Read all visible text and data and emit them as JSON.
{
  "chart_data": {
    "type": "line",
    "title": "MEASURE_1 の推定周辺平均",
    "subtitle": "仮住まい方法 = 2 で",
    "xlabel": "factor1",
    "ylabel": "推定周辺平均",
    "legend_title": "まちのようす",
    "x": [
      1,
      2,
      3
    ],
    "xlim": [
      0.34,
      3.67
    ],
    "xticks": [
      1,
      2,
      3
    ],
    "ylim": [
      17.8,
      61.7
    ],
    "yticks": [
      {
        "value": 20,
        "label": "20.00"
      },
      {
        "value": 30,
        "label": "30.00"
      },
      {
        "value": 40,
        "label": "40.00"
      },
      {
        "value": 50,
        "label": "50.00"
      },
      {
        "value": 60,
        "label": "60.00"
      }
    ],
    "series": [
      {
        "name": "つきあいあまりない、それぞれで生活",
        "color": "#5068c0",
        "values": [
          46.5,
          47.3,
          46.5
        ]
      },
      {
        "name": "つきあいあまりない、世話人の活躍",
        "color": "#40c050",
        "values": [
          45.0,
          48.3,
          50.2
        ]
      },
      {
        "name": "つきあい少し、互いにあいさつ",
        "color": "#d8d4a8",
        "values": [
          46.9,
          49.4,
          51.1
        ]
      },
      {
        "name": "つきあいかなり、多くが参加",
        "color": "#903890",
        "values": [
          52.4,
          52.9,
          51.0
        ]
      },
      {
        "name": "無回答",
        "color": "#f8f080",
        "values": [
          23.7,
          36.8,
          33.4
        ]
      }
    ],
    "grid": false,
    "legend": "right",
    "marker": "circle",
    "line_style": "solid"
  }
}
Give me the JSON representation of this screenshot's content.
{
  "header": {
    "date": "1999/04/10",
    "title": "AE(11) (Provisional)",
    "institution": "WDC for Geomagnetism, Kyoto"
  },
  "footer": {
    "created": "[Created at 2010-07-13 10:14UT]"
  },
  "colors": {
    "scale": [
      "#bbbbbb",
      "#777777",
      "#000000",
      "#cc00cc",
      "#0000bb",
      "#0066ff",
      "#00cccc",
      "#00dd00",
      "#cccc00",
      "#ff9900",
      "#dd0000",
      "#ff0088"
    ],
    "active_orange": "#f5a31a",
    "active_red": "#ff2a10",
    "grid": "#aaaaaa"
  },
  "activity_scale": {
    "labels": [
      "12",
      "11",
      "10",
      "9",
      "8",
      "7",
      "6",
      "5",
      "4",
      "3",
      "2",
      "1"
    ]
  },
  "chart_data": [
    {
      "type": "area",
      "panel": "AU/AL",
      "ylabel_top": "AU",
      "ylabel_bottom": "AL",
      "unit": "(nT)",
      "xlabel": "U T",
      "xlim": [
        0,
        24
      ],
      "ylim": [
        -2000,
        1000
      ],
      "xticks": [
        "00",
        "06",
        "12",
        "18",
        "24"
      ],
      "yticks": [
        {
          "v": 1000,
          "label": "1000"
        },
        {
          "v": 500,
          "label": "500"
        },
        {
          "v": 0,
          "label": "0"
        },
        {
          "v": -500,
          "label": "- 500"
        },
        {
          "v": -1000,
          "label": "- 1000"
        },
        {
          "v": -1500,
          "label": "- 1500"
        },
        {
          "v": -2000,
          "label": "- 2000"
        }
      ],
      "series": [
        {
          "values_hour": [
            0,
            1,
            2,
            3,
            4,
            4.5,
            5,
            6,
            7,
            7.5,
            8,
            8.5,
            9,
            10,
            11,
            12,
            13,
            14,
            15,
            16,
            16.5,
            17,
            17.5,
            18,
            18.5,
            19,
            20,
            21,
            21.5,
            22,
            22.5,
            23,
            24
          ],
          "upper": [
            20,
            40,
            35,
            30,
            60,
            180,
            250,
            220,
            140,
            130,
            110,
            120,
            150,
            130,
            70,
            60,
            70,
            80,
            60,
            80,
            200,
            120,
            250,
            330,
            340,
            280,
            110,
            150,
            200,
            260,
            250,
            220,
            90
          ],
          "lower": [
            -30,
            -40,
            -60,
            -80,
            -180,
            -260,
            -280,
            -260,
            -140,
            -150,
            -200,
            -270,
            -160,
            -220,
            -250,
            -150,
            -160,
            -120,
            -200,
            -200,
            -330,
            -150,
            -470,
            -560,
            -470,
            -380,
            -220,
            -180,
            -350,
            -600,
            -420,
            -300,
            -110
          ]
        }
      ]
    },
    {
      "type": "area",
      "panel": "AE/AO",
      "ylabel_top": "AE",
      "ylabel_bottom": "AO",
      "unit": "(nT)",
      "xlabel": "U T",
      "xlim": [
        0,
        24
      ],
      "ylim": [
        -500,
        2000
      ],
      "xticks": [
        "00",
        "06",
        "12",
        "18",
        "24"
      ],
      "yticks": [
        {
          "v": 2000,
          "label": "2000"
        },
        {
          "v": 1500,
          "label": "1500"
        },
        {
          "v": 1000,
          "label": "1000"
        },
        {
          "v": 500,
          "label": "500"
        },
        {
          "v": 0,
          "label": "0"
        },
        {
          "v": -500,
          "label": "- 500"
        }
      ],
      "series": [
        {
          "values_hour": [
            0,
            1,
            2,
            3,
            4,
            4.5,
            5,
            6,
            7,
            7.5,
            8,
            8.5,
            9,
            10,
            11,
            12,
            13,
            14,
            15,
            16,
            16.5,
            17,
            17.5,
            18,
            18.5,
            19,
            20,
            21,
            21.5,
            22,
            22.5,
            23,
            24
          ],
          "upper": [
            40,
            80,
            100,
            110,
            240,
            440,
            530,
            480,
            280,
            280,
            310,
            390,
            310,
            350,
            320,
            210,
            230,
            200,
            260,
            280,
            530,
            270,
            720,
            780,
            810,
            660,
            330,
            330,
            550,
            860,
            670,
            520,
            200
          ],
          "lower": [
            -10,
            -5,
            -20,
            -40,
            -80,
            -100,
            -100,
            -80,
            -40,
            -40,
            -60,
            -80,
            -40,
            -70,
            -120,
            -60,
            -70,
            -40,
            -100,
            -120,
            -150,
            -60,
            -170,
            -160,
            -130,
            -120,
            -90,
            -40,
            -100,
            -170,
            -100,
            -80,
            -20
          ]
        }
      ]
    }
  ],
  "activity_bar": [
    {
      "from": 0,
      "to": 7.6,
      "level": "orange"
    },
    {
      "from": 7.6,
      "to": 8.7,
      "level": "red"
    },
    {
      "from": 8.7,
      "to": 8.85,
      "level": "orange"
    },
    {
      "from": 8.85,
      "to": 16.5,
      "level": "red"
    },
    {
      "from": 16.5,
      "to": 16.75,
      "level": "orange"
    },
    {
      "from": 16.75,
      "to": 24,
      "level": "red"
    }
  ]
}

==========

= TASK DESCRIPTION =
Every line of the records that includes the word "from" should be gathered.

= FINAL RESULT =
      "from": 0,
      "from": 7.6,
      "from": 8.7,
      "from": 8.85,
      "from": 16.5,
      "from": 16.75,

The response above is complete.